• _Task instructions_
Write out the material exactly, with the pictures left out.

#####

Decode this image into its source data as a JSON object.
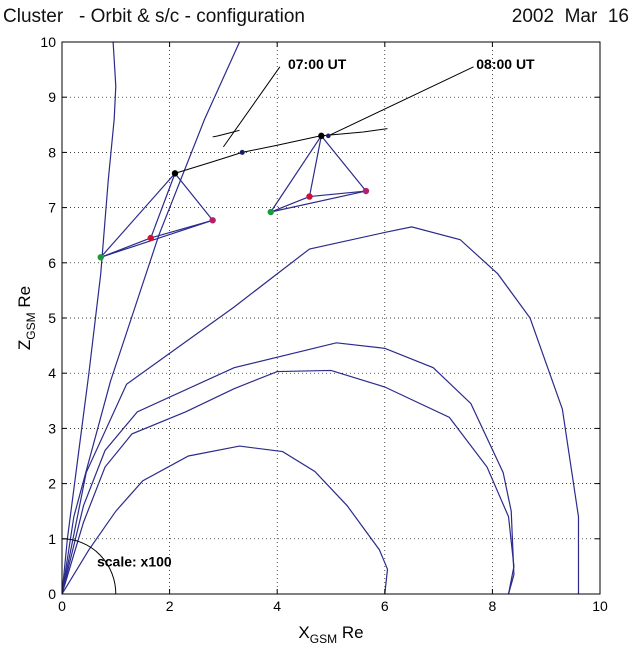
{
  "header": {
    "title": "Cluster   - Orbit & s/c - configuration",
    "date": "2002  Mar  16"
  },
  "chart_data": {
    "type": "line",
    "title": "Cluster   - Orbit & s/c - configuration",
    "date": "2002  Mar  16",
    "xlabel": {
      "main": "X",
      "sub": "GSM",
      "unit": " Re"
    },
    "ylabel": {
      "main": "Z",
      "sub": "GSM",
      "unit": " Re"
    },
    "xlim": [
      0,
      10
    ],
    "ylim": [
      0,
      10
    ],
    "xticks": [
      "0",
      "2",
      "4",
      "6",
      "8",
      "10"
    ],
    "yticks": [
      "0",
      "1",
      "2",
      "3",
      "4",
      "5",
      "6",
      "7",
      "8",
      "9",
      "10"
    ],
    "grid": true,
    "colors": {
      "field_line": "#2b2b8c",
      "orbit": "#000000",
      "sc1": "#000000",
      "sc2": "#cc1133",
      "sc3": "#1a9a3a",
      "sc4": "#b0206e"
    },
    "field_lines": [
      [
        [
          0,
          0
        ],
        [
          0.5,
          0.8
        ],
        [
          1.0,
          1.5
        ],
        [
          1.5,
          2.05
        ],
        [
          2.35,
          2.5
        ],
        [
          3.3,
          2.68
        ],
        [
          4.1,
          2.58
        ],
        [
          4.7,
          2.22
        ],
        [
          5.3,
          1.6
        ],
        [
          5.9,
          0.8
        ],
        [
          6.05,
          0.45
        ],
        [
          6.0,
          0.0
        ]
      ],
      [
        [
          0,
          0
        ],
        [
          0.4,
          1.3
        ],
        [
          0.8,
          2.3
        ],
        [
          1.3,
          2.9
        ],
        [
          2.3,
          3.3
        ],
        [
          3.2,
          3.72
        ],
        [
          4.0,
          4.03
        ],
        [
          5.0,
          4.05
        ],
        [
          6.0,
          3.75
        ],
        [
          7.2,
          3.2
        ],
        [
          7.9,
          2.3
        ],
        [
          8.3,
          1.4
        ],
        [
          8.4,
          0.5
        ],
        [
          8.3,
          0.0
        ]
      ],
      [
        [
          0,
          0
        ],
        [
          0.4,
          1.6
        ],
        [
          0.8,
          2.6
        ],
        [
          1.4,
          3.3
        ],
        [
          3.2,
          4.1
        ],
        [
          5.1,
          4.55
        ],
        [
          6.0,
          4.45
        ],
        [
          6.9,
          4.1
        ],
        [
          7.6,
          3.45
        ],
        [
          8.2,
          2.2
        ],
        [
          8.35,
          1.5
        ],
        [
          8.4,
          0.35
        ],
        [
          8.3,
          0.0
        ]
      ],
      [
        [
          0,
          0
        ],
        [
          0.45,
          2.2
        ],
        [
          1.2,
          3.8
        ],
        [
          3.2,
          5.2
        ],
        [
          4.6,
          6.25
        ],
        [
          6.0,
          6.55
        ],
        [
          6.5,
          6.65
        ],
        [
          7.4,
          6.42
        ],
        [
          8.1,
          5.8
        ],
        [
          8.7,
          5.0
        ],
        [
          9.3,
          3.35
        ],
        [
          9.6,
          1.4
        ],
        [
          9.6,
          0.0
        ]
      ],
      [
        [
          0,
          0
        ],
        [
          0.22,
          1.4
        ],
        [
          0.9,
          3.85
        ],
        [
          1.8,
          6.5
        ],
        [
          2.65,
          8.6
        ],
        [
          3.3,
          10.0
        ]
      ],
      [
        [
          0,
          0
        ],
        [
          0.1,
          1.0
        ],
        [
          0.3,
          2.5
        ],
        [
          0.5,
          4.0
        ],
        [
          0.72,
          5.8
        ],
        [
          0.86,
          7.5
        ],
        [
          0.97,
          8.6
        ],
        [
          1.0,
          9.2
        ],
        [
          0.95,
          10.0
        ]
      ]
    ],
    "orbit_segments": [
      [
        [
          2.1,
          7.62
        ],
        [
          2.8,
          7.83
        ],
        [
          3.35,
          8.0
        ],
        [
          4.0,
          8.13
        ],
        [
          4.8,
          8.3
        ],
        [
          5.6,
          8.37
        ],
        [
          6.05,
          8.43
        ]
      ],
      [
        [
          2.8,
          8.28
        ],
        [
          2.9,
          8.3
        ],
        [
          3.1,
          8.35
        ],
        [
          3.3,
          8.4
        ]
      ]
    ],
    "annotations": [
      {
        "text": "07:00 UT",
        "x": 4.2,
        "y": 9.6,
        "line": [
          [
            3.0,
            8.1
          ],
          [
            4.05,
            9.55
          ]
        ]
      },
      {
        "text": "08:00 UT",
        "x": 7.7,
        "y": 9.6,
        "line": [
          [
            4.95,
            8.3
          ],
          [
            7.65,
            9.55
          ]
        ]
      }
    ],
    "orbit_marker": {
      "x": 3.35,
      "y": 8.0
    },
    "tetrahedra": [
      {
        "sc1": [
          2.1,
          7.62
        ],
        "sc2": [
          1.65,
          6.45
        ],
        "sc3": [
          0.72,
          6.1
        ],
        "sc4": [
          2.8,
          6.77
        ]
      },
      {
        "sc1": [
          4.82,
          8.3
        ],
        "sc2": [
          4.6,
          7.2
        ],
        "sc3": [
          3.88,
          6.92
        ],
        "sc4": [
          5.65,
          7.3
        ]
      }
    ],
    "earth_radius": 1.0,
    "scale_label": "scale: x100",
    "extra_marker": {
      "x": 4.95,
      "y": 8.3
    }
  }
}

#####

• _Written response_
Decode this image into its source data as a JSON object.
{
  "header": {
    "title": "Cluster   - Orbit & s/c - configuration",
    "date": "2002  Mar  16"
  },
  "chart_data": {
    "type": "line",
    "title": "Cluster   - Orbit & s/c - configuration",
    "date": "2002  Mar  16",
    "xlabel": {
      "main": "X",
      "sub": "GSM",
      "unit": " Re"
    },
    "ylabel": {
      "main": "Z",
      "sub": "GSM",
      "unit": " Re"
    },
    "xlim": [
      0,
      10
    ],
    "ylim": [
      0,
      10
    ],
    "xticks": [
      "0",
      "2",
      "4",
      "6",
      "8",
      "10"
    ],
    "yticks": [
      "0",
      "1",
      "2",
      "3",
      "4",
      "5",
      "6",
      "7",
      "8",
      "9",
      "10"
    ],
    "grid": true,
    "colors": {
      "field_line": "#2b2b8c",
      "orbit": "#000000",
      "sc1": "#000000",
      "sc2": "#cc1133",
      "sc3": "#1a9a3a",
      "sc4": "#b0206e"
    },
    "field_lines": [
      [
        [
          0,
          0
        ],
        [
          0.5,
          0.8
        ],
        [
          1.0,
          1.5
        ],
        [
          1.5,
          2.05
        ],
        [
          2.35,
          2.5
        ],
        [
          3.3,
          2.68
        ],
        [
          4.1,
          2.58
        ],
        [
          4.7,
          2.22
        ],
        [
          5.3,
          1.6
        ],
        [
          5.9,
          0.8
        ],
        [
          6.05,
          0.45
        ],
        [
          6.0,
          0.0
        ]
      ],
      [
        [
          0,
          0
        ],
        [
          0.4,
          1.3
        ],
        [
          0.8,
          2.3
        ],
        [
          1.3,
          2.9
        ],
        [
          2.3,
          3.3
        ],
        [
          3.2,
          3.72
        ],
        [
          4.0,
          4.03
        ],
        [
          5.0,
          4.05
        ],
        [
          6.0,
          3.75
        ],
        [
          7.2,
          3.2
        ],
        [
          7.9,
          2.3
        ],
        [
          8.3,
          1.4
        ],
        [
          8.4,
          0.5
        ],
        [
          8.3,
          0.0
        ]
      ],
      [
        [
          0,
          0
        ],
        [
          0.4,
          1.6
        ],
        [
          0.8,
          2.6
        ],
        [
          1.4,
          3.3
        ],
        [
          3.2,
          4.1
        ],
        [
          5.1,
          4.55
        ],
        [
          6.0,
          4.45
        ],
        [
          6.9,
          4.1
        ],
        [
          7.6,
          3.45
        ],
        [
          8.2,
          2.2
        ],
        [
          8.35,
          1.5
        ],
        [
          8.4,
          0.35
        ],
        [
          8.3,
          0.0
        ]
      ],
      [
        [
          0,
          0
        ],
        [
          0.45,
          2.2
        ],
        [
          1.2,
          3.8
        ],
        [
          3.2,
          5.2
        ],
        [
          4.6,
          6.25
        ],
        [
          6.0,
          6.55
        ],
        [
          6.5,
          6.65
        ],
        [
          7.4,
          6.42
        ],
        [
          8.1,
          5.8
        ],
        [
          8.7,
          5.0
        ],
        [
          9.3,
          3.35
        ],
        [
          9.6,
          1.4
        ],
        [
          9.6,
          0.0
        ]
      ],
      [
        [
          0,
          0
        ],
        [
          0.22,
          1.4
        ],
        [
          0.9,
          3.85
        ],
        [
          1.8,
          6.5
        ],
        [
          2.65,
          8.6
        ],
        [
          3.3,
          10.0
        ]
      ],
      [
        [
          0,
          0
        ],
        [
          0.1,
          1.0
        ],
        [
          0.3,
          2.5
        ],
        [
          0.5,
          4.0
        ],
        [
          0.72,
          5.8
        ],
        [
          0.86,
          7.5
        ],
        [
          0.97,
          8.6
        ],
        [
          1.0,
          9.2
        ],
        [
          0.95,
          10.0
        ]
      ]
    ],
    "orbit_segments": [
      [
        [
          2.1,
          7.62
        ],
        [
          2.8,
          7.83
        ],
        [
          3.35,
          8.0
        ],
        [
          4.0,
          8.13
        ],
        [
          4.8,
          8.3
        ],
        [
          5.6,
          8.37
        ],
        [
          6.05,
          8.43
        ]
      ],
      [
        [
          2.8,
          8.28
        ],
        [
          2.9,
          8.3
        ],
        [
          3.1,
          8.35
        ],
        [
          3.3,
          8.4
        ]
      ]
    ],
    "annotations": [
      {
        "text": "07:00 UT",
        "x": 4.2,
        "y": 9.6,
        "line": [
          [
            3.0,
            8.1
          ],
          [
            4.05,
            9.55
          ]
        ]
      },
      {
        "text": "08:00 UT",
        "x": 7.7,
        "y": 9.6,
        "line": [
          [
            4.95,
            8.3
          ],
          [
            7.65,
            9.55
          ]
        ]
      }
    ],
    "orbit_marker": {
      "x": 3.35,
      "y": 8.0
    },
    "tetrahedra": [
      {
        "sc1": [
          2.1,
          7.62
        ],
        "sc2": [
          1.65,
          6.45
        ],
        "sc3": [
          0.72,
          6.1
        ],
        "sc4": [
          2.8,
          6.77
        ]
      },
      {
        "sc1": [
          4.82,
          8.3
        ],
        "sc2": [
          4.6,
          7.2
        ],
        "sc3": [
          3.88,
          6.92
        ],
        "sc4": [
          5.65,
          7.3
        ]
      }
    ],
    "earth_radius": 1.0,
    "scale_label": "scale: x100",
    "extra_marker": {
      "x": 4.95,
      "y": 8.3
    }
  }
}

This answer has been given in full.